[Start EXTRACT]

# Gradient-based feature extraction from event windows

This notebook implements a standalone pipeline that reloads the per-event windows saved by the segmentation workflow, detects the onset/offset of each event from the filtered trace, and integrates the corresponding baseline-corrected raw signal.

## Workflow overview

1. **Load event windows** from the JSON files generated during screening.
2. **Pre-process the filtered trace** with a rolling mean and use its gradient to highlight transition points.
3. **Locate event boundaries** by thresholding the gradient magnitude.
4. **Reuse the stored baseline** for the window.
5. **Integrate the raw trace** above the baseline between the detected bounds.
6. **Persist derived features** for downstream analysis.
7. **Perform quality checks** by plotting selected events.

In [None]:
# Imports
from __future__ import annotations

import json
from pathlib import Path
from typing import Dict, Iterable, List, Optional, Tuple

import numpy as np
import pandas as pd
import matplotlib.pyplot as plt

from screening_sample_ssd import get_data_folders

In [None]:
# Configuration
DATA_PATH = Path('/Users/hugo/MOLECL/Molecl_data_H')  # Root directory or JSON file with event windows
OUTPUT_PATH = Path('feature_metrics.csv')

if not DATA_PATH.exists():
    raise FileNotFoundError(
        f"Expected event window data under {DATA_PATH}. Please update DATA_PATH before running the notebook."
    )

In [None]:
def _contains_baseline_segment(path: Path) -> bool:
    parts = [part.lower() for part in path.parts]
    return any('baseline' in part for part in parts)


def discover_event_files(data_path: Path) -> List[Path]:
    if data_path.is_file():
        return [data_path]

    if data_path.is_dir():
        event_files: List[Path] = []
        combined_here = data_path / 'combined_peaks_data.json'
        if combined_here.exists():
            event_files.append(combined_here)

        candidate_dirs: List[Path] = []
        try:
            candidate_dirs.extend(Path(folder) for folder in get_data_folders(str(data_path)))
        except Exception:
            candidate_dirs.extend(path for path in data_path.iterdir() if path.is_dir())

        seen_dirs = set()
        for folder in candidate_dirs:
            folder = Path(folder)
            if folder in seen_dirs or not folder.exists():
                continue
            seen_dirs.add(folder)
            if _contains_baseline_segment(folder):
                continue

            combined = folder / 'combined_peaks_data.json'
            if combined.exists():
                event_files.append(combined)

            for json_file in sorted(folder.rglob('peaks_data.json')):
                if not _contains_baseline_segment(json_file.parent):
                    event_files.append(json_file)

[End EXTRACT]
[Start INFORMATION SUPPLIED]

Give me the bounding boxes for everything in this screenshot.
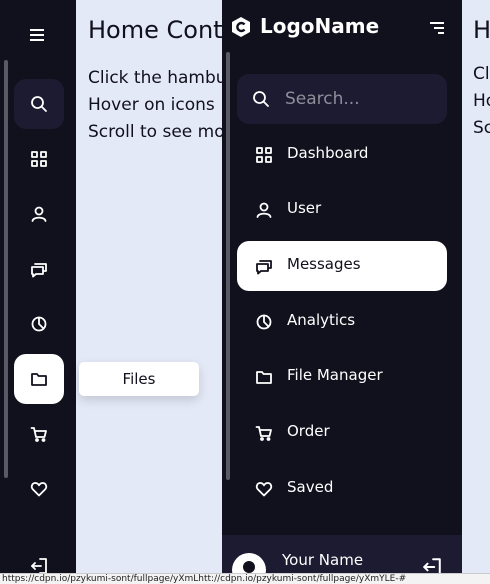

[End INFORMATION SUPPLIED]

THE REQUEST:
Carry on the gradient-based feature extraction notebook from the point where it stops.

SOLVED PROBLEM:
        if not event_files:
            for json_file in sorted(data_path.rglob('peaks_data.json')):
                if not _contains_baseline_segment(json_file.parent):
                    event_files.append(json_file)

        unique_files: List[Path] = []
        seen_paths = set()
        for json_file in event_files:
            json_file = Path(json_file)
            if not json_file.exists():
                continue
            resolved = json_file.resolve()
            if resolved in seen_paths:
                continue
            seen_paths.add(resolved)
            unique_files.append(json_file)

        if unique_files:
            return unique_files

    raise FileNotFoundError(
        f'No peak window JSON files found under {data_path}. Ensure the segmentation pipeline has generated peaks_data.json files.'
    )


def load_peak_windows(event_files: Iterable[Path]) -> List[Dict]:
    windows: List[Dict] = []
    for json_path in event_files:
        json_path = Path(json_path)
        with json_path.open() as f:
            payload = json.load(f)

        def append_event(event: Dict, idx: int, batch_key: Optional[str] = None) -> None:
            enriched = dict(event)
            enriched.setdefault('event_index', idx)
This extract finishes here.